Yes, it uses "flipbuilder.com" (PDF Page Flipper) to make the reading pages.
14:41

ikkoup

Don't know if you encountered that before. sorry for my weak language.
14:43

pokechu22

I think archivebot will work here - 2 million URLs is a bit large, but we've done bigger. Do you know if it's at risk of shutting down in a few weeks, or if it'll probably be up for months?
14:46

pokechu22

hmm, archive.alsharekh.org/contents/293/20679 requires a bunch of API requests to e.g. archiveapi.alsharekh.org/Search/IssueIndex?IID=20679 actually; archivebot probably won't follow those
14:47

ikkoup

Hmm, not sure.
14:47

ikkoup

The owner was the pioneer or Arabic language in the early days of computers and he (and his company at the time) added Arabic support for almost every OS/software at the time.
14:47

ikkoup

The company isn't very active these days and he stepped down from it. I guess it'd be up for a few months considering his finances and tech background?
14:47

pokechu22

... though archive.alsharekh.org/sitemap10.xml links to articles, so it *would* find all of the articles, but the table of contents would not work unless we did that separately (which would not be *too* hard)
14:48

ikkoup

Not sure if its possible, but can you ignore the API requests?
14:48

ikkoup

It's for info about individual articles which is not as important as the whole issue/chapter/magazine (archive.alsharekh.org/MagazinePages/MagazineBook/~xxx)
14:49

ikkoup

The important stuff is at the above url structure, the API acts like an index for the issue (article 1 is at page 3, article 2 is at page 6 etc)
14:52

pokechu22

Hmm, archive.alsharekh.org/MagazinePages…l_Maarefa_2020/Issue_681/index.html doesn't have any URLs archivebot would find in it... that flipbook won't work well with it
14:53

pokechu22

it looks like archive.alsharekh.org/MagazinePages…sue_681/mobile/javascript/config.js has bookConfig.totalPageCount=337 and bookConfig.CreatedTime ="201204132846"
14:54

ikkoup

If you check dev inspection (ctrl shift i) then you can see that the flipbook is just a bunch of images and js.
14:54

ikkoup

I guess it's not possible after all eh?
14:55

pokechu22

It would be possible, but it would require additional work to make the flipbooks function
14:56

pokechu22

archive.alsharekh.org/Articles/293/20679/470610 links the images directly though so that would work. Do all magazines have both flipbooks and those /Articles/ pages?
14:59

pokechu22

archive.alsharekh.org/Articles/293/20679/470610 has a blue "تصفح العدد" button that opens archive.alsharekh.org/MagazinePages…/Al_Shariqa_2017/Issue_3/index.html so it seems like flipbooks do exist for everything... but I can't see where that link comes from
15:01

pokechu22

... and the flipbook uses archive.alsharekh.org/MagazinePages…e_3/files/mobile/1.jpg?201204132846 while the /Articles/ page uses archive.alsharekh.org/MagazinePages…iqa/Al_Shariqa_2017/Issue_3/001.jpg (better quality).

• Complete the following:
A: Sum up the chat about archiving the magazine site in two sentences.
B: Put this sentence from the chat about archiving the magazine site into Spanish: "It would be possible, but it would require additional work to make the flipbooks function"
C: From the chat about archiving the magazine site, copy out word for word the part between "Don't know if" and "up for months?", inclusive.
The stored records have nothing to do with the chat about archiving the magazine site.

[Stored records]
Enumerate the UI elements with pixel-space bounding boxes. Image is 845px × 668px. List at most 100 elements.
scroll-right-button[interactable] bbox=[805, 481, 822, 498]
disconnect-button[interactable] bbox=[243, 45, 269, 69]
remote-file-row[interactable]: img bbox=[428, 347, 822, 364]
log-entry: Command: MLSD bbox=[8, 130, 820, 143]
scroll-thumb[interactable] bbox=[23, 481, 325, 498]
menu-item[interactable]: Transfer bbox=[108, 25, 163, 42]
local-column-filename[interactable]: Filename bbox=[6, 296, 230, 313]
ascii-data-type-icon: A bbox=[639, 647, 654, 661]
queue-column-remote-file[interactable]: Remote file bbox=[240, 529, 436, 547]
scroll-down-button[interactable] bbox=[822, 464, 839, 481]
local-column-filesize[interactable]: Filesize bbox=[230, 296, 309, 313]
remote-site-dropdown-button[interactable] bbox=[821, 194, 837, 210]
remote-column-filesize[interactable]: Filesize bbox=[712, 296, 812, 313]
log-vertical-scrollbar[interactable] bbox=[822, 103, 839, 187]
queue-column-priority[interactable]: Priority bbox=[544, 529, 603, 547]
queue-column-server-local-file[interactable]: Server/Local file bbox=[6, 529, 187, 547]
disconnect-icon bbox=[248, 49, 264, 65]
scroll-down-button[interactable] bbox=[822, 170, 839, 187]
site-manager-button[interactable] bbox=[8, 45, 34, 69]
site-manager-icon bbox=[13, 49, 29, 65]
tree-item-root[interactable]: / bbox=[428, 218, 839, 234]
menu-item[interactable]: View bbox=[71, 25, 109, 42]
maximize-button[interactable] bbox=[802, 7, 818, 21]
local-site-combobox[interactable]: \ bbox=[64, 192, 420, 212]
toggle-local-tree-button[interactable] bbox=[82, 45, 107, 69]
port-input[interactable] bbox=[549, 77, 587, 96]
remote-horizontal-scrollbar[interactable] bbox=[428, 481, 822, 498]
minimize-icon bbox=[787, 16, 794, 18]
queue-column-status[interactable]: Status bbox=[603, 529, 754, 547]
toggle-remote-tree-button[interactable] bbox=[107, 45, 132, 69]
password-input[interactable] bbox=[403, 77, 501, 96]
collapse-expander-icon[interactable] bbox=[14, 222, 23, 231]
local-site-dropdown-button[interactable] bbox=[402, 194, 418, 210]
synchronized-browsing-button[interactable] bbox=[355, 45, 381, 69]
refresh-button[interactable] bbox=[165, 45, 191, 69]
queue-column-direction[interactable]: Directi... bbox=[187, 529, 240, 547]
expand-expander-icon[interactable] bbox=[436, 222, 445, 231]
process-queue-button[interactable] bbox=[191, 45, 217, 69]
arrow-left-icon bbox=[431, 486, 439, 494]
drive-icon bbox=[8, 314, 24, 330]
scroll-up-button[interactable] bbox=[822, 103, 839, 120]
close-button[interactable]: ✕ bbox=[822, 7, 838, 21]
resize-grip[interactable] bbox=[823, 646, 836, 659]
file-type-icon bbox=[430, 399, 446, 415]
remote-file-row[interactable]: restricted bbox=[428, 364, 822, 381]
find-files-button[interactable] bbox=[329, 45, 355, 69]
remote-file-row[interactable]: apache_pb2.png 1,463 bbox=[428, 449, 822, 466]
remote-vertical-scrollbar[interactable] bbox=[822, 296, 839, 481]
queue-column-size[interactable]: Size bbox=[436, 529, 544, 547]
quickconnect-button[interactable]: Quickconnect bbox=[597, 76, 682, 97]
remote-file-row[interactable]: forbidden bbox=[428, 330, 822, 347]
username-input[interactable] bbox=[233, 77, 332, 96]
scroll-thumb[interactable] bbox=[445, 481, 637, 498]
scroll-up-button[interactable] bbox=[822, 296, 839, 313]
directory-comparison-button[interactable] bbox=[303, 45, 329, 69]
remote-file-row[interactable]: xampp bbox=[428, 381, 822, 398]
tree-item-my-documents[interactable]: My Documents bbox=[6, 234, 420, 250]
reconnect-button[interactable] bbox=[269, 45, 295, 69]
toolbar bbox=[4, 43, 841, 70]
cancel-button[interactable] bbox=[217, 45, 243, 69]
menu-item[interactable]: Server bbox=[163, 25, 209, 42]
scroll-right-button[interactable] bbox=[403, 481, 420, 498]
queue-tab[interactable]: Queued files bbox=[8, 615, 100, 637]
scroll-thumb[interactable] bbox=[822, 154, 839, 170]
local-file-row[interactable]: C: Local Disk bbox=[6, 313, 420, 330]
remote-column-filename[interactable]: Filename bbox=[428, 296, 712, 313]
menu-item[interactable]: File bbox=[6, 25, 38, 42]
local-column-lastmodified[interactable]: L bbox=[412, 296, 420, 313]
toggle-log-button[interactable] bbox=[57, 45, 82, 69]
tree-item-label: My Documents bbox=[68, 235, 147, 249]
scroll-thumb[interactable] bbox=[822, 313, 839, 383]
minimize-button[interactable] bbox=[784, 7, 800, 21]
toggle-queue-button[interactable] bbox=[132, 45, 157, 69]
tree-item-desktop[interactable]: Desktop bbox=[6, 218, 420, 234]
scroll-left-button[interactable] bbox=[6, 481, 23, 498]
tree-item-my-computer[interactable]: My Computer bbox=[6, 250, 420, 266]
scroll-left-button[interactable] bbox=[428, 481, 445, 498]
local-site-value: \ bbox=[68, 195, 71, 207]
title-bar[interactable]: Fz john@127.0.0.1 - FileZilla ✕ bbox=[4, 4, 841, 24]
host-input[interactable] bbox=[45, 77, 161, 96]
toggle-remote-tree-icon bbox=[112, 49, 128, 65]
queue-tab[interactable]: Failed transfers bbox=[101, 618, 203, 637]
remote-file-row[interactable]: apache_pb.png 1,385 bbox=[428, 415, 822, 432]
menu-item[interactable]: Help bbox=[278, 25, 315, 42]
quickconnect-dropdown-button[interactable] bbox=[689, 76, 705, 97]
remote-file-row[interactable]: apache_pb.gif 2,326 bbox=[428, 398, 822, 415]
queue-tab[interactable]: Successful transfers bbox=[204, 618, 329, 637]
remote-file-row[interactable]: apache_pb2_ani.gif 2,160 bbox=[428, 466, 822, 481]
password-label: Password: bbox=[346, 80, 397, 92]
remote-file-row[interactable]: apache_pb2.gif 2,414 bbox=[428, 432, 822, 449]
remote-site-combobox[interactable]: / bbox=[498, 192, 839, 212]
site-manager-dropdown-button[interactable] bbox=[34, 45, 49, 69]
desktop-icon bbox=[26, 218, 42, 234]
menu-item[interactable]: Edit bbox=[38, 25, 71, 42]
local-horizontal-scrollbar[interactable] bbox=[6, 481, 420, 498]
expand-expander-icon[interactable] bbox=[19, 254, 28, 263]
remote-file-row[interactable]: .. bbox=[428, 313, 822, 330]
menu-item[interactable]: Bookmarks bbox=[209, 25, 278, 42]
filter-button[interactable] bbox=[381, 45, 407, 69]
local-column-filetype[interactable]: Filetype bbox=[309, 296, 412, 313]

• Answers given:
A: ikkoup and pokechu22 discuss whether archivebot can save archive.alsharekh.org, a site with about 2 million URLs that uses flipbuilder.com to make its reading pages. pokechu22 finds that the flipbooks and the API-driven table of contents would need extra work, but the /Articles/ pages link the images directly, in better quality, so those would work.

B: Sería posible, pero requeriría trabajo adicional para que los flipbooks funcionaran.

C:
Don't know if you encountered that before. sorry for my weak language.
14:43

pokechu22

I think archivebot will work here - 2 million URLs is a bit large, but we've done bigger. Do you know if it's at risk of shutting down in a few weeks, or if it'll probably be up for months?